- **Requirements**
Counting only lines that hold "name", give the total and nothing more.

(Figure contents as structured data)

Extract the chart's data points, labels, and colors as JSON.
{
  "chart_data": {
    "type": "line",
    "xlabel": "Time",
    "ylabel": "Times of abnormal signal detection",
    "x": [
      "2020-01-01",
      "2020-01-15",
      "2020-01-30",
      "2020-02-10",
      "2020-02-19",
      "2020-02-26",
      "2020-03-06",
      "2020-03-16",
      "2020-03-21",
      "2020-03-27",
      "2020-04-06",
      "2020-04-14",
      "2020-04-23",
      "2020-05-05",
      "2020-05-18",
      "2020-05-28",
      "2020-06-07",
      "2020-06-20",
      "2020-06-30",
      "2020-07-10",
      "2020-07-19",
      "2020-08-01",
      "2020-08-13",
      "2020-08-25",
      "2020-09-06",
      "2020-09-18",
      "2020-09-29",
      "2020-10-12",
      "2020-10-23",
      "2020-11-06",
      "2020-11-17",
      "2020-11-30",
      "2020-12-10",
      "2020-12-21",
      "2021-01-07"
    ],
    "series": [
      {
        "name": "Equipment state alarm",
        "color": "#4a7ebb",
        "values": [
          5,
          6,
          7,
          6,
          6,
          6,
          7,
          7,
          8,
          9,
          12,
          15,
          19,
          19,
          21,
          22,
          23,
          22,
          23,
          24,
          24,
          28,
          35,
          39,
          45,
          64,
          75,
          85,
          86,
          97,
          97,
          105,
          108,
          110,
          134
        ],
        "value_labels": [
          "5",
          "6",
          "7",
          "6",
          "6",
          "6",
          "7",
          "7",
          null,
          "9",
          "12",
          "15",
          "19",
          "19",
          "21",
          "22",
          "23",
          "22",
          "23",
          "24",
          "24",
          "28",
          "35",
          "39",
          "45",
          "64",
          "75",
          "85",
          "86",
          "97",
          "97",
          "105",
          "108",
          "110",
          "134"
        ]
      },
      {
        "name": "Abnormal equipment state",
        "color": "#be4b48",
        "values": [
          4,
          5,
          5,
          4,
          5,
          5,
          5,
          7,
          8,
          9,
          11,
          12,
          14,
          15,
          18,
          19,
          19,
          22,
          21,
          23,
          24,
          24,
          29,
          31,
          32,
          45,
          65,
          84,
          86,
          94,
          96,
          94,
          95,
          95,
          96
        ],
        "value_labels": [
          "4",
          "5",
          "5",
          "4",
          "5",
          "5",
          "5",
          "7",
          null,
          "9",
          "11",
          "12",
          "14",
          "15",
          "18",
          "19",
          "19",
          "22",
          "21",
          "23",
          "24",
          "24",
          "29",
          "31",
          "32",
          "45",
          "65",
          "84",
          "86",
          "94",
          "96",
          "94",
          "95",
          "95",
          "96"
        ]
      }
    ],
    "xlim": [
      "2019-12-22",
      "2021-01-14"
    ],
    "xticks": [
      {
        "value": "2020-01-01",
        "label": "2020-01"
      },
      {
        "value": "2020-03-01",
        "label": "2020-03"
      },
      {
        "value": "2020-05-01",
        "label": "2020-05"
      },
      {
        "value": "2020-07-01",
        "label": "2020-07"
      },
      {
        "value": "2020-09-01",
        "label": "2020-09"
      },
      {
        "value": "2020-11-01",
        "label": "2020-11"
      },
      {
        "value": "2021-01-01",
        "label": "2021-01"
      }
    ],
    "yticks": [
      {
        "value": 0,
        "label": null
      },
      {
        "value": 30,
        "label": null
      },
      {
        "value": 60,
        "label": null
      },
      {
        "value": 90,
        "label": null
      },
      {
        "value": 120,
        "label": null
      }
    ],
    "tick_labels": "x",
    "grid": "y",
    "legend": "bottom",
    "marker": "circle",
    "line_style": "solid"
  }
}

- **Solution to this problem**
2